[GIVEN TASK] Transcribe the material verbatim in full; the pictures do not belong in the copy.

[RECORDS TO USE]
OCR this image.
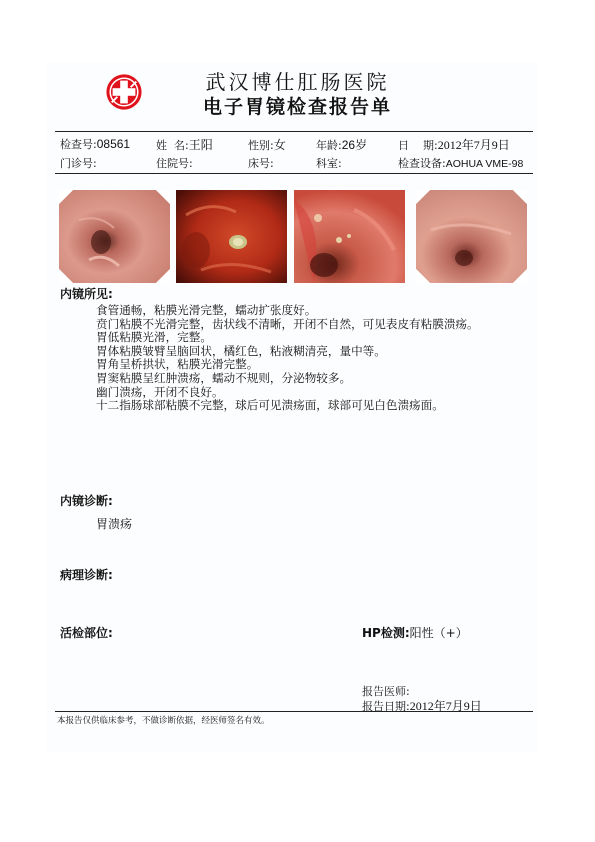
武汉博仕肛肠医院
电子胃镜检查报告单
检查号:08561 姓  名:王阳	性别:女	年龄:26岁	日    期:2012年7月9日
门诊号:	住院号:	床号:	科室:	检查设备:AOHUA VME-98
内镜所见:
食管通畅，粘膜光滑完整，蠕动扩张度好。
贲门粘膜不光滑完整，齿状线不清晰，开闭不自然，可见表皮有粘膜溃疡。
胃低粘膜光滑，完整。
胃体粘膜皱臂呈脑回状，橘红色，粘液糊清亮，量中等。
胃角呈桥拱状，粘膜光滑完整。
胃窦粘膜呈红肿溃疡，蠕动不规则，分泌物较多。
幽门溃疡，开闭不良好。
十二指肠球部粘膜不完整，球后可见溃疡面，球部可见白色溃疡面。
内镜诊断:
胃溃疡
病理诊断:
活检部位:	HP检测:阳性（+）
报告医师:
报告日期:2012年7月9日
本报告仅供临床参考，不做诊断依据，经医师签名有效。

[ANSWER FOR THIS EXERCISE]
OCR this image.
武汉博仕肛肠医院
电子胃镜检查报告单
检查号:08561 姓  名:王阳	性别:女	年龄:26岁	日    期:2012年7月9日
门诊号:	住院号:	床号:	科室:	检查设备:AOHUA VME-98
内镜所见:
食管通畅，粘膜光滑完整，蠕动扩张度好。
贲门粘膜不光滑完整，齿状线不清晰，开闭不自然，可见表皮有粘膜溃疡。
胃低粘膜光滑，完整。
胃体粘膜皱臂呈脑回状，橘红色，粘液糊清亮，量中等。
胃角呈桥拱状，粘膜光滑完整。
胃窦粘膜呈红肿溃疡，蠕动不规则，分泌物较多。
幽门溃疡，开闭不良好。
十二指肠球部粘膜不完整，球后可见溃疡面，球部可见白色溃疡面。
内镜诊断:
胃溃疡
病理诊断:
活检部位:	HP检测:阳性（+）
报告医师:
报告日期:2012年7月9日
本报告仅供临床参考，不做诊断依据，经医师签名有效。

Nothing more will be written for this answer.